WHAT YOU NEED TO DO> In the material below, count the lines with the word "text" and state that number only.

DATA ENTRIES>
--------------------

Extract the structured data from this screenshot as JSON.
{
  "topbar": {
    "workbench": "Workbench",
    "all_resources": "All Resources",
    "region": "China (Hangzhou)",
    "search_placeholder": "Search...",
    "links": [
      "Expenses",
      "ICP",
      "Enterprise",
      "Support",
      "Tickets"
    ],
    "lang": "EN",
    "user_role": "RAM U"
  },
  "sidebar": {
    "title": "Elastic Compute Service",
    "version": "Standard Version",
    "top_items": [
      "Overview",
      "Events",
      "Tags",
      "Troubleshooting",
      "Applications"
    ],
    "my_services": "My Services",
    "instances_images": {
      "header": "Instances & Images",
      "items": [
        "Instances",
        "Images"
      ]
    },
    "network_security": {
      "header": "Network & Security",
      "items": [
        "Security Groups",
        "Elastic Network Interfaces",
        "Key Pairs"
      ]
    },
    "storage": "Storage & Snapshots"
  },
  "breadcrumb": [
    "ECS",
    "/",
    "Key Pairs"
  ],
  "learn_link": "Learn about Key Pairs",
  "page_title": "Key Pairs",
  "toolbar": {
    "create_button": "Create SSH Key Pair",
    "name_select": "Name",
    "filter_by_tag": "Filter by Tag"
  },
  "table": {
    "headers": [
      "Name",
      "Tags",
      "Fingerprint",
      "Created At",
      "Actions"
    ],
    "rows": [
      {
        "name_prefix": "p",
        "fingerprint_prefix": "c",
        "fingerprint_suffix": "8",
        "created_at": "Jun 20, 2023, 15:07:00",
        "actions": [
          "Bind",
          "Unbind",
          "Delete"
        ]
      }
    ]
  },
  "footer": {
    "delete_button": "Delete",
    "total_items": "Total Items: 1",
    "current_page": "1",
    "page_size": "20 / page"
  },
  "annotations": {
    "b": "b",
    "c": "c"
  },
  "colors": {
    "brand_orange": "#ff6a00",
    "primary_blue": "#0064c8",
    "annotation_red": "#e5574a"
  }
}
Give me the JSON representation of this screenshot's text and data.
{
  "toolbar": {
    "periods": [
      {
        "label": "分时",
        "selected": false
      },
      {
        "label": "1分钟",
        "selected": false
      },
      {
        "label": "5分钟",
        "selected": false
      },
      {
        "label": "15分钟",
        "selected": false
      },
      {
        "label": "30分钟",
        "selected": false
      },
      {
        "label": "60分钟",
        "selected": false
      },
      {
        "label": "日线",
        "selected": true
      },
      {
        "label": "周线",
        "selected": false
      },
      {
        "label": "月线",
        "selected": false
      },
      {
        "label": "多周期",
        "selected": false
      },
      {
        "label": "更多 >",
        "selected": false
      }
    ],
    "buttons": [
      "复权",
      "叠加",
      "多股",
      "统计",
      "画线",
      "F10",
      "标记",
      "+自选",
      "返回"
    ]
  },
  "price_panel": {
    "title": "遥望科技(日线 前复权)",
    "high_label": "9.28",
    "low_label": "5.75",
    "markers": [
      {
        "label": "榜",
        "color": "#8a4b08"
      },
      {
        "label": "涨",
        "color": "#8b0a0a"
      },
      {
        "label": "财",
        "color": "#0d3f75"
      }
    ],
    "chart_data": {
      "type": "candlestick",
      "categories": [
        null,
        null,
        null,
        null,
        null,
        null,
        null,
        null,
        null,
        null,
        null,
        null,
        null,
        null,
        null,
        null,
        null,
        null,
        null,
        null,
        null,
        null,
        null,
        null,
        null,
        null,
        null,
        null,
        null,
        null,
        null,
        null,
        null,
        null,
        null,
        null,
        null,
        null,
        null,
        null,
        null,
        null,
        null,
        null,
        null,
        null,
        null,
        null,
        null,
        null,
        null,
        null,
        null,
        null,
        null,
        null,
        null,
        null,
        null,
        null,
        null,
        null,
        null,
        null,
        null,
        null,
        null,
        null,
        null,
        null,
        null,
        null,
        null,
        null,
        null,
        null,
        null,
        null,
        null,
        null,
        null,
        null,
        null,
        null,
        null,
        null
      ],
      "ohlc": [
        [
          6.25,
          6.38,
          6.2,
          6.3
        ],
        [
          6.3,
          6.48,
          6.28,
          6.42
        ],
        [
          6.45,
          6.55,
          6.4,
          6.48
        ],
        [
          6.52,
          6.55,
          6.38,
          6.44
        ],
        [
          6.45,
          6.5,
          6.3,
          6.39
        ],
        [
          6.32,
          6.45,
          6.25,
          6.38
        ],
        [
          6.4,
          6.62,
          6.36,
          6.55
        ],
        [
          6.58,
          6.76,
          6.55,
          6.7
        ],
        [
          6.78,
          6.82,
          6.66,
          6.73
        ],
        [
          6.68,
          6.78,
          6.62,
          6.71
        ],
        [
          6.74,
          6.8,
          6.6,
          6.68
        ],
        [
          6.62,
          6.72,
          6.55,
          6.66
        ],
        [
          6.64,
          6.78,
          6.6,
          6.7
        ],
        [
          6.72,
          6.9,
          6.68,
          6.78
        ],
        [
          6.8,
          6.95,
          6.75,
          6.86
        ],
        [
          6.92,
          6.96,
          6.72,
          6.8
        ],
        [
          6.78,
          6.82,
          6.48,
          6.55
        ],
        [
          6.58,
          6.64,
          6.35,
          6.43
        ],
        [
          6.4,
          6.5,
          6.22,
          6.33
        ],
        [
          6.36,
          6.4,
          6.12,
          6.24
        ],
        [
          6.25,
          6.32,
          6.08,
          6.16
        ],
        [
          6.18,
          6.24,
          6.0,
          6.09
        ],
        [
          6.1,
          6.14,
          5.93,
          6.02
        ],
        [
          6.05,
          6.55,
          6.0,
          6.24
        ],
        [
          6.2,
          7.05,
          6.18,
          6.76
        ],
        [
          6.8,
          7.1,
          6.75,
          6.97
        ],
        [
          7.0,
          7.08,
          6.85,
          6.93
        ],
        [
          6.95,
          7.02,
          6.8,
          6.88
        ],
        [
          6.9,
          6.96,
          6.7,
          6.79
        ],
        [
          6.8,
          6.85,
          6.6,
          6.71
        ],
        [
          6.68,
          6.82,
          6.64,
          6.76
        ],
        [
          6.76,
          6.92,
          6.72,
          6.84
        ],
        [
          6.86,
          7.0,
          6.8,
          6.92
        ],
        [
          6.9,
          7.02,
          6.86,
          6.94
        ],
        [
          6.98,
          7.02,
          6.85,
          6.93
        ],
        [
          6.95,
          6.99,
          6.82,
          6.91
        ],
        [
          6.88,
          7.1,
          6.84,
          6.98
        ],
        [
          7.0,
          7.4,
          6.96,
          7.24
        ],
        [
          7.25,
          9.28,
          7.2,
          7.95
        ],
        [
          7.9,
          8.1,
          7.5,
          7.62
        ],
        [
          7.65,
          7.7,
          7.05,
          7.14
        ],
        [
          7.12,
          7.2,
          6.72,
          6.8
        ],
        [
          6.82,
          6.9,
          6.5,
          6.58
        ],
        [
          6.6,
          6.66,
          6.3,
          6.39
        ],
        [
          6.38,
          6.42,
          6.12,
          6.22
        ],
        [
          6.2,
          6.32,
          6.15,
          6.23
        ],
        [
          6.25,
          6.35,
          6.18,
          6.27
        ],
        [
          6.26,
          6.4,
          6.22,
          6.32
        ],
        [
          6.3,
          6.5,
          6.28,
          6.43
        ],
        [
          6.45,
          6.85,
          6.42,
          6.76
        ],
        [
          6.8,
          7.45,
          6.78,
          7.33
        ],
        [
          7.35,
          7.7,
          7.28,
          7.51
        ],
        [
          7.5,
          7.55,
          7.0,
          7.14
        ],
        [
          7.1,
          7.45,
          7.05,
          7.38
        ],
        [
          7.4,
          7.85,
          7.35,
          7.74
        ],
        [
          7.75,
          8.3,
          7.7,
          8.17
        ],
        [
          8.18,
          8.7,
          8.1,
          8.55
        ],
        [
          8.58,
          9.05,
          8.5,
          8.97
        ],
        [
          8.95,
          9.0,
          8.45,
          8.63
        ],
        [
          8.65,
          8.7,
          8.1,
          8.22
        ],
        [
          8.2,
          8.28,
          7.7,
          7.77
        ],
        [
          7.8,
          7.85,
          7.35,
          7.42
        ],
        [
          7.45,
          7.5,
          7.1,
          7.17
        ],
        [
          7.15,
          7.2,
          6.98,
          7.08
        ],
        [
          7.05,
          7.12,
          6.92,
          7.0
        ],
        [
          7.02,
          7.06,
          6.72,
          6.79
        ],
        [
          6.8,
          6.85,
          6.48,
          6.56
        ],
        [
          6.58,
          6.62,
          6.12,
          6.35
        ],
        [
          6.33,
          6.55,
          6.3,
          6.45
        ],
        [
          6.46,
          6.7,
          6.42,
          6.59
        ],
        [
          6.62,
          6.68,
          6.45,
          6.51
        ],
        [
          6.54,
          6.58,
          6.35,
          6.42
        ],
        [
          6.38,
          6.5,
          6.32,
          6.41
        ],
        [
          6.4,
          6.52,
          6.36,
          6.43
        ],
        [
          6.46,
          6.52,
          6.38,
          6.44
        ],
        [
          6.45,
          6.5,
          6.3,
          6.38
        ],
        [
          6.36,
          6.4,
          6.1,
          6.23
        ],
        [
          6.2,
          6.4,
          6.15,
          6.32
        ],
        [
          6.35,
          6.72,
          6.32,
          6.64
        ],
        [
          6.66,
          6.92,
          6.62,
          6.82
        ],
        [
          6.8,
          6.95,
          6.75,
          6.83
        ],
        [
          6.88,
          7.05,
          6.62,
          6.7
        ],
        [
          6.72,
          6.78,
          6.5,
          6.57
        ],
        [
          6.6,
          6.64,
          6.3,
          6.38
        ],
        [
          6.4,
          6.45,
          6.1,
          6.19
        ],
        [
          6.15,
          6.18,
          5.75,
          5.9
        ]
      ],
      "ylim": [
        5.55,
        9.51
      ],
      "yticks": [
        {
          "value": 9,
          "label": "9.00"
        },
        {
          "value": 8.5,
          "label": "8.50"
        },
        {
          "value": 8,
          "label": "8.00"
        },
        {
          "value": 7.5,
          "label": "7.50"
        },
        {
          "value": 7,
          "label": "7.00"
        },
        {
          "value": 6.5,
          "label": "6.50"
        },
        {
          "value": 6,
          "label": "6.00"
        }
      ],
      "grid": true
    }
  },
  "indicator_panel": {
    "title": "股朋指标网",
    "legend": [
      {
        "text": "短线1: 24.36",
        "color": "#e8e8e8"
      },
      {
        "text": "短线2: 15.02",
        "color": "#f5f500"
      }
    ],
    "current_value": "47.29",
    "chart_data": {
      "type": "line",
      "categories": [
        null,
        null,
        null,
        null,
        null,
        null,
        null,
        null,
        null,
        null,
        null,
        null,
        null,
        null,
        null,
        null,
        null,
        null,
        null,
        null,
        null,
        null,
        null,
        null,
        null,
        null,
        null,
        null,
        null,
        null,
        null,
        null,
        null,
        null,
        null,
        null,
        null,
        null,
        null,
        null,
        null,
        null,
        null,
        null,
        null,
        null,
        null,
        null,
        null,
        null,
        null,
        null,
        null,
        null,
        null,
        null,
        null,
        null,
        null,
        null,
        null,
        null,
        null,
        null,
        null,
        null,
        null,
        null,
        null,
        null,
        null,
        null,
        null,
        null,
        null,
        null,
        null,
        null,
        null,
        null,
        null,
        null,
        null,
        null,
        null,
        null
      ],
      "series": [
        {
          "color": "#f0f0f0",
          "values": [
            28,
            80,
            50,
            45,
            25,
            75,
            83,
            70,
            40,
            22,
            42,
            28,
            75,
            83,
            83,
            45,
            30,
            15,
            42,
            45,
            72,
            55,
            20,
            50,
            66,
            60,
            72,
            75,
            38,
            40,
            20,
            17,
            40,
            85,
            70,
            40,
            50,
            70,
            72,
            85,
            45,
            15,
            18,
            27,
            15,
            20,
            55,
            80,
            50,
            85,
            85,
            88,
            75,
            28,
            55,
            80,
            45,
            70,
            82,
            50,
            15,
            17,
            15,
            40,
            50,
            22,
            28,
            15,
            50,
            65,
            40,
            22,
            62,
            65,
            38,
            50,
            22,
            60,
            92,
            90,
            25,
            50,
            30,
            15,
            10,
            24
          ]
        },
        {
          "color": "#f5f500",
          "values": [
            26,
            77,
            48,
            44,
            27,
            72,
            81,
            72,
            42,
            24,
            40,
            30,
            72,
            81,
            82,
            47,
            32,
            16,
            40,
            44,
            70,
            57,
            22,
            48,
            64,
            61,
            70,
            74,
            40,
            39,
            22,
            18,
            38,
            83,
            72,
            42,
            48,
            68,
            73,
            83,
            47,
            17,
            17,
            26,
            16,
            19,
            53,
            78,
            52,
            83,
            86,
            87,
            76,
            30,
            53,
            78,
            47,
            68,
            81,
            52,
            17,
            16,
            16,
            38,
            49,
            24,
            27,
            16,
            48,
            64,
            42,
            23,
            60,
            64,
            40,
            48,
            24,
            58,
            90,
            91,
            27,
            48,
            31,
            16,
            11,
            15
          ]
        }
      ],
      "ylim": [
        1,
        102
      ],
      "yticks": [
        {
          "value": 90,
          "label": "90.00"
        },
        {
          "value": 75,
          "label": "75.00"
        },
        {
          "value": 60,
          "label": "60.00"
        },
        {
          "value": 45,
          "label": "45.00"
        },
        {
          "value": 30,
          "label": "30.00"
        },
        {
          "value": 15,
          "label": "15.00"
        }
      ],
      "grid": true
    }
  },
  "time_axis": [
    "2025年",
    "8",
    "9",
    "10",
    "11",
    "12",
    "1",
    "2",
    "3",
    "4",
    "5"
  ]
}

--------------------

OUTPUT FOR THIS TASK> 3